╭─ DATA EXCERPTS

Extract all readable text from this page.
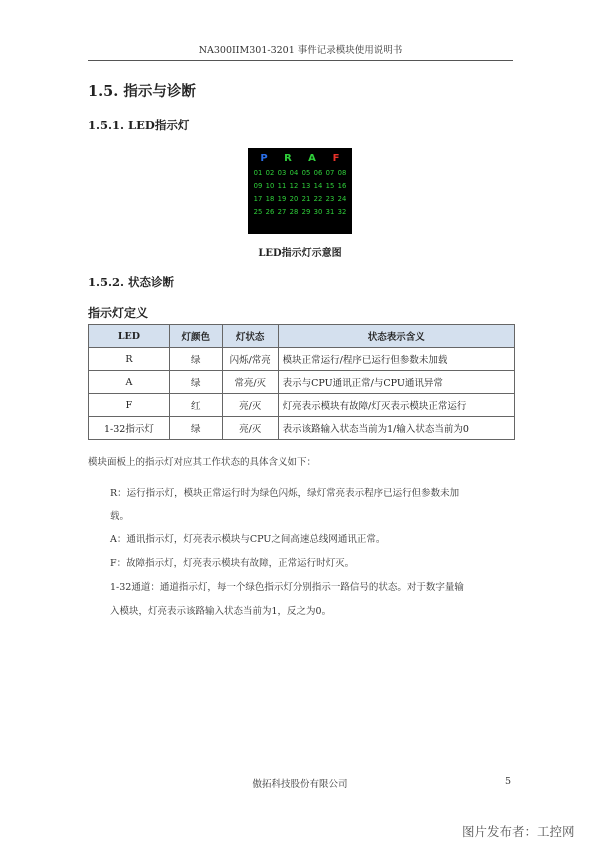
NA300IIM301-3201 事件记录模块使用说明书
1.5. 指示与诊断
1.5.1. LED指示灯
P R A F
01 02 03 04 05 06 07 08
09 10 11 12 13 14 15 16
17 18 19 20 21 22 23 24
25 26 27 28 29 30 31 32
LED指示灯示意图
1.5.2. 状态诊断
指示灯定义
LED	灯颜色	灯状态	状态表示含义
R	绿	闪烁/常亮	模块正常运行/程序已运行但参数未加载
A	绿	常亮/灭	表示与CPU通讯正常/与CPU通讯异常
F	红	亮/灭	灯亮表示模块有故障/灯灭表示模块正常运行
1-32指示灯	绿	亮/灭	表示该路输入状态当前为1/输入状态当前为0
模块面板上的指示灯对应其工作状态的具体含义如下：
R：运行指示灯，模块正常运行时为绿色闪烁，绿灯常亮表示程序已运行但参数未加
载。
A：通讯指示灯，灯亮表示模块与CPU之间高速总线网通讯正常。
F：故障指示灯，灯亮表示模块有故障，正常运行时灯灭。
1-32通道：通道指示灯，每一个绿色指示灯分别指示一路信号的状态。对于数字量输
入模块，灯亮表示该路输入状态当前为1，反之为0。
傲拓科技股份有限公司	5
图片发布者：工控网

╰─

DESCRIPTION OF THE TASK →
Every line of the material is to be quoted exactly, with no pictures carried over.

COMPLETE RESPONSE →
Extract all readable text from this page.
NA300IIM301-3201 事件记录模块使用说明书
1.5. 指示与诊断
1.5.1. LED指示灯
P R A F
01 02 03 04 05 06 07 08
09 10 11 12 13 14 15 16
17 18 19 20 21 22 23 24
25 26 27 28 29 30 31 32
LED指示灯示意图
1.5.2. 状态诊断
指示灯定义
LED	灯颜色	灯状态	状态表示含义
R	绿	闪烁/常亮	模块正常运行/程序已运行但参数未加载
A	绿	常亮/灭	表示与CPU通讯正常/与CPU通讯异常
F	红	亮/灭	灯亮表示模块有故障/灯灭表示模块正常运行
1-32指示灯	绿	亮/灭	表示该路输入状态当前为1/输入状态当前为0
模块面板上的指示灯对应其工作状态的具体含义如下：
R：运行指示灯，模块正常运行时为绿色闪烁，绿灯常亮表示程序已运行但参数未加
载。
A：通讯指示灯，灯亮表示模块与CPU之间高速总线网通讯正常。
F：故障指示灯，灯亮表示模块有故障，正常运行时灯灭。
1-32通道：通道指示灯，每一个绿色指示灯分别指示一路信号的状态。对于数字量输
入模块，灯亮表示该路输入状态当前为1，反之为0。
傲拓科技股份有限公司	5
图片发布者：工控网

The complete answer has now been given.